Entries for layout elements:
* * * * * * *

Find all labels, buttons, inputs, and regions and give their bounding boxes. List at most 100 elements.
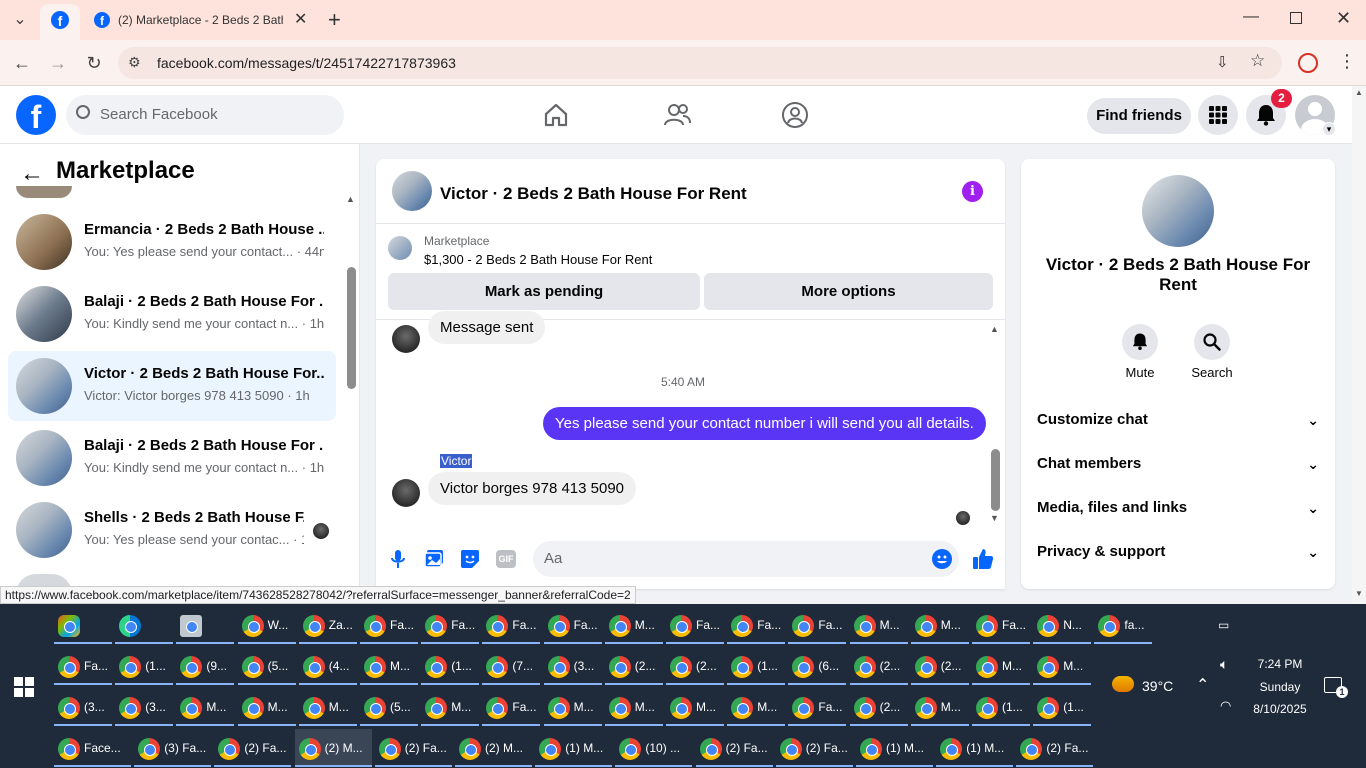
clock-time[interactable]: 7:24 PM <box>1240 657 1320 671</box>
volume-icon[interactable]: 🔈︎ <box>1220 656 1228 673</box>
taskbar-window-button[interactable]: Fa... <box>360 606 418 644</box>
scroll-up-icon[interactable]: ▲ <box>346 194 355 204</box>
taskbar-window-button[interactable]: Fa... <box>543 606 602 644</box>
windows-start-icon[interactable] <box>14 677 34 697</box>
taskbar-window-button[interactable]: Fa... <box>666 606 724 644</box>
taskbar-window-button[interactable]: (2... <box>849 647 908 685</box>
contact-avatar[interactable] <box>1142 175 1214 247</box>
chat-members-row[interactable]: Chat members ⌄ <box>1037 444 1319 484</box>
taskbar-window-button[interactable]: M... <box>604 688 663 726</box>
reload-icon[interactable]: ↻ <box>82 51 106 75</box>
conversation-item[interactable]: Balaji · 2 Beds 2 Bath House For ... You… <box>8 423 336 493</box>
search-input[interactable]: Search Facebook <box>66 95 344 135</box>
conversation-item[interactable]: Balaji · 2 Beds 2 Bath House For ... You… <box>8 279 336 349</box>
chat-title[interactable]: Victor · 2 Beds 2 Bath House For Rent <box>440 184 747 204</box>
taskbar-window-button[interactable]: M... <box>176 688 235 726</box>
privacy-support-row[interactable]: Privacy & support ⌄ <box>1037 532 1319 572</box>
gif-icon[interactable]: GIF <box>496 550 516 568</box>
left-scrollbar-thumb[interactable] <box>347 267 356 389</box>
conversation-item[interactable]: Ermancia · 2 Beds 2 Bath House ... You: … <box>8 207 336 277</box>
taskbar-window-button[interactable]: M... <box>666 688 724 726</box>
bookmark-star-icon[interactable]: ☆ <box>1250 51 1265 71</box>
scroll-up-icon[interactable]: ▲ <box>1355 88 1363 97</box>
search-conversation-button[interactable] <box>1194 324 1230 360</box>
profile-icon[interactable] <box>1298 53 1318 73</box>
taskbar-window-button[interactable]: (1... <box>421 647 480 685</box>
taskbar-window-button[interactable]: M... <box>298 688 357 726</box>
taskbar-window-button[interactable]: Za... <box>298 606 357 644</box>
tab-close-icon[interactable]: ✕ <box>294 9 307 29</box>
conversation-item[interactable]: Shells · 2 Beds 2 Bath House F... You: Y… <box>8 495 336 565</box>
facebook-logo[interactable]: f <box>16 95 56 135</box>
taskbar-window-button[interactable]: (1... <box>1033 688 1092 726</box>
install-app-icon[interactable]: ⇩ <box>1216 53 1229 71</box>
taskbar-window-button[interactable]: (2) M... <box>455 729 532 767</box>
taskbar-window-button[interactable]: Fa... <box>788 606 847 644</box>
account-chevron-icon[interactable]: ▾ <box>1322 122 1336 136</box>
conversation-item-selected[interactable]: Victor · 2 Beds 2 Bath House For... Vict… <box>8 351 336 421</box>
media-files-links-row[interactable]: Media, files and links ⌄ <box>1037 488 1319 528</box>
taskbar-window-button[interactable]: M... <box>604 606 663 644</box>
page-scrollbar[interactable]: ▲ ▼ <box>1352 86 1366 604</box>
taskbar-window-button[interactable]: (3) Fa... <box>134 729 212 767</box>
mute-button[interactable] <box>1122 324 1158 360</box>
taskbar-window-button[interactable]: W... <box>237 606 296 644</box>
taskbar-window-button[interactable]: (2... <box>849 688 908 726</box>
taskbar-window-button[interactable] <box>54 606 112 644</box>
microphone-icon[interactable] <box>390 549 406 569</box>
taskbar-window-button[interactable]: (3... <box>54 688 112 726</box>
message-input[interactable]: Aa <box>533 541 959 577</box>
sender-avatar[interactable] <box>392 325 420 353</box>
taskbar-window-button[interactable]: (1) M... <box>936 729 1014 767</box>
tray-overflow-chevron-icon[interactable]: ⌃ <box>1196 675 1209 695</box>
new-tab-icon[interactable]: + <box>328 7 341 33</box>
taskbar-window-button[interactable]: (4... <box>298 647 357 685</box>
taskbar-window-button[interactable]: Fa... <box>727 606 786 644</box>
weather-icon[interactable] <box>1112 676 1134 692</box>
taskbar-window-button[interactable]: (7... <box>482 647 541 685</box>
taskbar-window-button[interactable] <box>176 606 235 644</box>
taskbar-window-button[interactable]: M... <box>910 606 969 644</box>
forward-icon[interactable]: → <box>46 51 70 75</box>
weather-temp[interactable]: 39°C <box>1142 678 1173 694</box>
scroll-down-icon[interactable]: ▼ <box>1355 589 1363 598</box>
taskbar-window-button[interactable]: (2) Fa... <box>214 729 292 767</box>
tab-marketplace[interactable]: f (2) Marketplace - 2 Beds 2 Bath ✕ <box>86 4 322 36</box>
taskbar-window-button[interactable]: M... <box>237 688 296 726</box>
tab-list-chevron-icon[interactable]: ⌄ <box>8 8 32 32</box>
taskbar-window-button[interactable]: (2... <box>666 647 724 685</box>
taskbar-window-button[interactable]: M... <box>421 688 480 726</box>
taskbar-window-button[interactable]: (5... <box>360 688 418 726</box>
taskbar-window-button[interactable] <box>115 606 174 644</box>
site-info-icon[interactable]: ⚙ <box>128 54 141 71</box>
tab-facebook-pinned[interactable]: f <box>40 4 80 40</box>
taskbar-window-button[interactable]: (2... <box>604 647 663 685</box>
home-icon[interactable] <box>543 102 569 128</box>
chat-scrollbar-thumb[interactable] <box>991 449 1000 511</box>
taskbar-window-button[interactable]: Fa... <box>788 688 847 726</box>
taskbar-window-button[interactable]: (1) M... <box>856 729 933 767</box>
taskbar-window-button[interactable]: (2) Fa... <box>374 729 452 767</box>
restore-icon[interactable] <box>1290 12 1302 24</box>
taskbar-window-button[interactable]: M... <box>543 688 602 726</box>
taskbar-window-button[interactable]: (3... <box>543 647 602 685</box>
chat-avatar[interactable] <box>392 171 432 211</box>
sender-avatar[interactable] <box>392 479 420 507</box>
taskbar-window-button[interactable]: Fa... <box>421 606 480 644</box>
taskbar-window-button[interactable]: Fa... <box>972 606 1030 644</box>
scroll-up-icon[interactable]: ▲ <box>990 324 999 334</box>
taskbar-window-button[interactable]: fa... <box>1094 606 1153 644</box>
taskbar-window-button[interactable]: (5... <box>237 647 296 685</box>
back-arrow-icon[interactable]: ← <box>20 160 44 188</box>
photo-icon[interactable] <box>424 549 444 569</box>
taskbar-window-button[interactable]: (6... <box>788 647 847 685</box>
info-icon[interactable]: i <box>962 181 983 202</box>
scroll-down-icon[interactable]: ▼ <box>990 513 999 523</box>
taskbar-window-button[interactable]: (9... <box>176 647 235 685</box>
more-options-button[interactable]: More options <box>704 273 993 310</box>
mark-as-pending-button[interactable]: Mark as pending <box>388 273 700 310</box>
emoji-icon[interactable] <box>932 549 952 569</box>
taskbar-window-button[interactable]: (1... <box>115 647 174 685</box>
taskbar-window-button[interactable]: (3... <box>115 688 174 726</box>
taskbar-window-button[interactable]: (1) M... <box>535 729 613 767</box>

* * * * * * *

◆ **Work required**
Copy the data above line for line, and please leave out the picture.

◆ **Answer for this exercise**
Find all labels, buttons, inputs, and regions and give their bounding boxes. List at most 100 elements.
clock-time[interactable]: 7:24 PM <box>1240 657 1320 671</box>
volume-icon[interactable]: 🔈︎ <box>1220 656 1228 673</box>
taskbar-window-button[interactable]: Fa... <box>360 606 418 644</box>
scroll-up-icon[interactable]: ▲ <box>346 194 355 204</box>
taskbar-window-button[interactable]: Fa... <box>543 606 602 644</box>
windows-start-icon[interactable] <box>14 677 34 697</box>
taskbar-window-button[interactable]: Fa... <box>666 606 724 644</box>
taskbar-window-button[interactable]: (2... <box>849 647 908 685</box>
contact-avatar[interactable] <box>1142 175 1214 247</box>
chat-members-row[interactable]: Chat members ⌄ <box>1037 444 1319 484</box>
taskbar-window-button[interactable]: M... <box>604 688 663 726</box>
reload-icon[interactable]: ↻ <box>82 51 106 75</box>
conversation-item[interactable]: Balaji · 2 Beds 2 Bath House For ... You… <box>8 423 336 493</box>
search-input[interactable]: Search Facebook <box>66 95 344 135</box>
conversation-item[interactable]: Balaji · 2 Beds 2 Bath House For ... You… <box>8 279 336 349</box>
chat-title[interactable]: Victor · 2 Beds 2 Bath House For Rent <box>440 184 747 204</box>
taskbar-window-button[interactable]: M... <box>176 688 235 726</box>
privacy-support-row[interactable]: Privacy & support ⌄ <box>1037 532 1319 572</box>
gif-icon[interactable]: GIF <box>496 550 516 568</box>
left-scrollbar-thumb[interactable] <box>347 267 356 389</box>
conversation-item[interactable]: Ermancia · 2 Beds 2 Bath House ... You: … <box>8 207 336 277</box>
taskbar-window-button[interactable]: M... <box>666 688 724 726</box>
bookmark-star-icon[interactable]: ☆ <box>1250 51 1265 71</box>
scroll-up-icon[interactable]: ▲ <box>1355 88 1363 97</box>
search-conversation-button[interactable] <box>1194 324 1230 360</box>
profile-icon[interactable] <box>1298 53 1318 73</box>
taskbar-window-button[interactable]: (1... <box>421 647 480 685</box>
taskbar-window-button[interactable]: M... <box>298 688 357 726</box>
taskbar-window-button[interactable]: Za... <box>298 606 357 644</box>
tab-close-icon[interactable]: ✕ <box>294 9 307 29</box>
conversation-item[interactable]: Shells · 2 Beds 2 Bath House F... You: Y… <box>8 495 336 565</box>
facebook-logo[interactable]: f <box>16 95 56 135</box>
taskbar-window-button[interactable]: (1... <box>1033 688 1092 726</box>
install-app-icon[interactable]: ⇩ <box>1216 53 1229 71</box>
taskbar-window-button[interactable]: (2) M... <box>455 729 532 767</box>
taskbar-window-button[interactable]: Fa... <box>788 606 847 644</box>
account-chevron-icon[interactable]: ▾ <box>1322 122 1336 136</box>
conversation-item-selected[interactable]: Victor · 2 Beds 2 Bath House For... Vict… <box>8 351 336 421</box>
media-files-links-row[interactable]: Media, files and links ⌄ <box>1037 488 1319 528</box>
taskbar-window-button[interactable]: M... <box>604 606 663 644</box>
page-scrollbar[interactable]: ▲ ▼ <box>1352 86 1366 604</box>
taskbar-window-button[interactable]: (3) Fa... <box>134 729 212 767</box>
mute-button[interactable] <box>1122 324 1158 360</box>
taskbar-window-button[interactable]: W... <box>237 606 296 644</box>
taskbar-window-button[interactable]: (2... <box>849 688 908 726</box>
taskbar-window-button[interactable] <box>54 606 112 644</box>
microphone-icon[interactable] <box>390 549 406 569</box>
taskbar-window-button[interactable]: (3... <box>54 688 112 726</box>
message-input[interactable]: Aa <box>533 541 959 577</box>
sender-avatar[interactable] <box>392 325 420 353</box>
taskbar-window-button[interactable]: (1) M... <box>936 729 1014 767</box>
tray-overflow-chevron-icon[interactable]: ⌃ <box>1196 675 1209 695</box>
new-tab-icon[interactable]: + <box>328 7 341 33</box>
taskbar-window-button[interactable]: (4... <box>298 647 357 685</box>
taskbar-window-button[interactable]: Fa... <box>727 606 786 644</box>
weather-icon[interactable] <box>1112 676 1134 692</box>
taskbar-window-button[interactable]: (7... <box>482 647 541 685</box>
taskbar-window-button[interactable] <box>176 606 235 644</box>
taskbar-window-button[interactable]: M... <box>910 606 969 644</box>
forward-icon[interactable]: → <box>46 51 70 75</box>
weather-temp[interactable]: 39°C <box>1142 678 1173 694</box>
scroll-down-icon[interactable]: ▼ <box>1355 589 1363 598</box>
taskbar-window-button[interactable]: (2) Fa... <box>214 729 292 767</box>
tab-marketplace[interactable]: f (2) Marketplace - 2 Beds 2 Bath ✕ <box>86 4 322 36</box>
taskbar-window-button[interactable]: M... <box>237 688 296 726</box>
tab-list-chevron-icon[interactable]: ⌄ <box>8 8 32 32</box>
taskbar-window-button[interactable]: (2... <box>666 647 724 685</box>
taskbar-window-button[interactable]: M... <box>421 688 480 726</box>
taskbar-window-button[interactable]: (5... <box>360 688 418 726</box>
taskbar-window-button[interactable] <box>115 606 174 644</box>
site-info-icon[interactable]: ⚙ <box>128 54 141 71</box>
tab-facebook-pinned[interactable]: f <box>40 4 80 40</box>
taskbar-window-button[interactable]: (2... <box>604 647 663 685</box>
home-icon[interactable] <box>543 102 569 128</box>
chat-scrollbar-thumb[interactable] <box>991 449 1000 511</box>
taskbar-window-button[interactable]: Fa... <box>788 688 847 726</box>
taskbar-window-button[interactable]: (1) M... <box>856 729 933 767</box>
taskbar-window-button[interactable]: (2) Fa... <box>374 729 452 767</box>
restore-icon[interactable] <box>1290 12 1302 24</box>
taskbar-window-button[interactable]: M... <box>543 688 602 726</box>
taskbar-window-button[interactable]: (3... <box>543 647 602 685</box>
chat-avatar[interactable] <box>392 171 432 211</box>
sender-avatar[interactable] <box>392 479 420 507</box>
taskbar-window-button[interactable]: Fa... <box>421 606 480 644</box>
taskbar-window-button[interactable]: Fa... <box>972 606 1030 644</box>
scroll-up-icon[interactable]: ▲ <box>990 324 999 334</box>
taskbar-window-button[interactable]: fa... <box>1094 606 1153 644</box>
taskbar-window-button[interactable]: (5... <box>237 647 296 685</box>
back-arrow-icon[interactable]: ← <box>20 160 44 188</box>
photo-icon[interactable] <box>424 549 444 569</box>
taskbar-window-button[interactable]: (6... <box>788 647 847 685</box>
info-icon[interactable]: i <box>962 181 983 202</box>
scroll-down-icon[interactable]: ▼ <box>990 513 999 523</box>
taskbar-window-button[interactable]: (9... <box>176 647 235 685</box>
more-options-button[interactable]: More options <box>704 273 993 310</box>
mark-as-pending-button[interactable]: Mark as pending <box>388 273 700 310</box>
emoji-icon[interactable] <box>932 549 952 569</box>
taskbar-window-button[interactable]: (1... <box>115 647 174 685</box>
taskbar-window-button[interactable]: (3... <box>115 688 174 726</box>
taskbar-window-button[interactable]: (1) M... <box>535 729 613 767</box>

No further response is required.